• BRIEF
Extract each record and reproduce it exactly.

Stored entries
<<<<

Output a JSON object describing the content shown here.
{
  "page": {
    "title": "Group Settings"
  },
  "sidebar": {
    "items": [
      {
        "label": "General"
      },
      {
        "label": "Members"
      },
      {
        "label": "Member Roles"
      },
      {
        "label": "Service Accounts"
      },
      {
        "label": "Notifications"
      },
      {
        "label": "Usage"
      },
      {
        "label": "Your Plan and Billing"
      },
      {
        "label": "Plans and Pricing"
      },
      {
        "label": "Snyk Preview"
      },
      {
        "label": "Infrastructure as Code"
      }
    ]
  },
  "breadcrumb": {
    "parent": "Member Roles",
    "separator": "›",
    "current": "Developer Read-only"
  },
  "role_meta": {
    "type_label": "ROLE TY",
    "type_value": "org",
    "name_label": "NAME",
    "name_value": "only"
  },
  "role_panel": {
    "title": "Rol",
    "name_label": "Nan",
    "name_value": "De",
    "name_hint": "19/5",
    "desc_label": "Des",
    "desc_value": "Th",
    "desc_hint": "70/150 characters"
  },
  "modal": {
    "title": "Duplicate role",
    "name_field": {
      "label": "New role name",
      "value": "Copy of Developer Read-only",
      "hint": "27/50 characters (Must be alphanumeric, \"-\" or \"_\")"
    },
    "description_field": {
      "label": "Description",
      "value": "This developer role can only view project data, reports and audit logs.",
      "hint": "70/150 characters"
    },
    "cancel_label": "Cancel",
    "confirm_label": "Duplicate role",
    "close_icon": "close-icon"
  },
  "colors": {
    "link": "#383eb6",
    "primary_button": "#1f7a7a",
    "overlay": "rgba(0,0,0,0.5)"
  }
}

>>>>

• EXPECTED OUTPUT
Output a JSON object describing the content shown here.
{
  "page": {
    "title": "Group Settings"
  },
  "sidebar": {
    "items": [
      {
        "label": "General"
      },
      {
        "label": "Members"
      },
      {
        "label": "Member Roles"
      },
      {
        "label": "Service Accounts"
      },
      {
        "label": "Notifications"
      },
      {
        "label": "Usage"
      },
      {
        "label": "Your Plan and Billing"
      },
      {
        "label": "Plans and Pricing"
      },
      {
        "label": "Snyk Preview"
      },
      {
        "label": "Infrastructure as Code"
      }
    ]
  },
  "breadcrumb": {
    "parent": "Member Roles",
    "separator": "›",
    "current": "Developer Read-only"
  },
  "role_meta": {
    "type_label": "ROLE TY",
    "type_value": "org",
    "name_label": "NAME",
    "name_value": "only"
  },
  "role_panel": {
    "title": "Rol",
    "name_label": "Nan",
    "name_value": "De",
    "name_hint": "19/5",
    "desc_label": "Des",
    "desc_value": "Th",
    "desc_hint": "70/150 characters"
  },
  "modal": {
    "title": "Duplicate role",
    "name_field": {
      "label": "New role name",
      "value": "Copy of Developer Read-only",
      "hint": "27/50 characters (Must be alphanumeric, \"-\" or \"_\")"
    },
    "description_field": {
      "label": "Description",
      "value": "This developer role can only view project data, reports and audit logs.",
      "hint": "70/150 characters"
    },
    "cancel_label": "Cancel",
    "confirm_label": "Duplicate role",
    "close_icon": "close-icon"
  },
  "colors": {
    "link": "#383eb6",
    "primary_button": "#1f7a7a",
    "overlay": "rgba(0,0,0,0.5)"
  }
}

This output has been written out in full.